Task to carry out>
Say only how many lines contain the word "pouze".

Saved entries>
[Begin]
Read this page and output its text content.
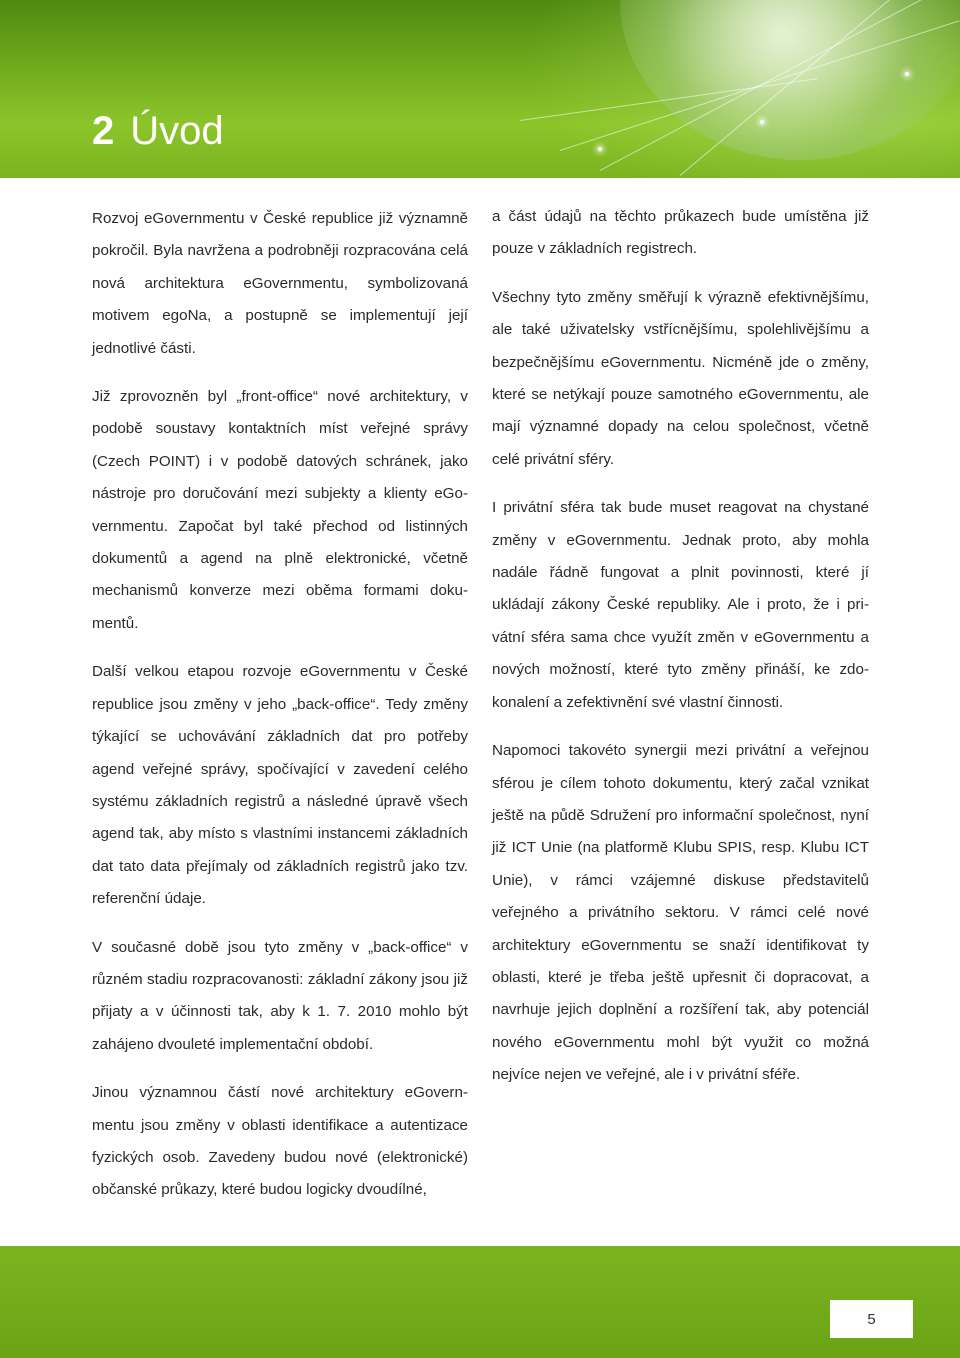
2 Úvod

Rozvoj eGovernmentu v České republice již významně pokročil. Byla navržena a podrobněji rozpracována celá nová architektura eGovernmentu, symbolizovaná motivem egoNa, a postupně se implementují její jednotlivé části.

Již zprovozněn byl „front-office“ nové architektury, v podobě soustavy kontaktních míst veřejné správy (Czech POINT) i v podobě datových schránek, jako nástroje pro doručování mezi subjekty a klienty eGovernmentu. Započat byl také přechod od listinných dokumentů a agend na plně elektronické, včetně mechanismů konverze mezi oběma formami dokumentů.

Další velkou etapou rozvoje eGovernmentu v České republice jsou změny v jeho „back-office“. Tedy změny týkající se uchovávání základních dat pro potřeby agend veřejné správy, spočívající v zavedení celého systému základních registrů a následné úpravě všech agend tak, aby místo s vlastními instancemi základních dat tato data přejímaly od základních registrů jako tzv. referenční údaje.

V současné době jsou tyto změny v „back-office“ v různém stadiu rozpracovanosti: základní zákony jsou již přijaty a v účinnosti tak, aby k 1. 7. 2010 mohlo být zahájeno dvouleté implementační období.

Jinou významnou částí nové architektury eGovernmentu jsou změny v oblasti identifikace a autentizace fyzických osob. Zavedeny budou nové (elektronické) občanské průkazy, které budou logicky dvoudílné,

a část údajů na těchto průkazech bude umístěna již pouze v základních registrech.

Všechny tyto změny směřují k výrazně efektivnějšímu, ale také uživatelsky vstřícnějšímu, spolehlivějšímu a bezpečnějšímu eGovernmentu. Nicméně jde o změny, které se netýkají pouze samotného eGovernmentu, ale mají významné dopady na celou společnost, včetně celé privátní sféry.

I privátní sféra tak bude muset reagovat na chystané změny v eGovernmentu. Jednak proto, aby mohla nadále řádně fungovat a plnit povinnosti, které jí ukládají zákony České republiky. Ale i proto, že i privátní sféra sama chce využít změn v eGovernmentu a nových možností, které tyto změny přináší, ke zdokonalení a zefektivnění své vlastní činnosti.

Napomoci takovéto synergii mezi privátní a veřejnou sférou je cílem tohoto dokumentu, který začal vznikat ještě na půdě Sdružení pro informační společnost, nyní již ICT Unie (na platformě Klubu SPIS, resp. Klubu ICT Unie), v rámci vzájemné diskuse představitelů veřejného a privátního sektoru. V rámci celé nové architektury eGovernmentu se snaží identifikovat ty oblasti, které je třeba ještě upřesnit či dopracovat, a navrhuje jejich doplnění a rozšíření tak, aby potenciál nového eGovernmentu mohl být využit co možná nejvíce nejen ve veřejné, ale i v privátní sféře.

5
[End]
Final result>
2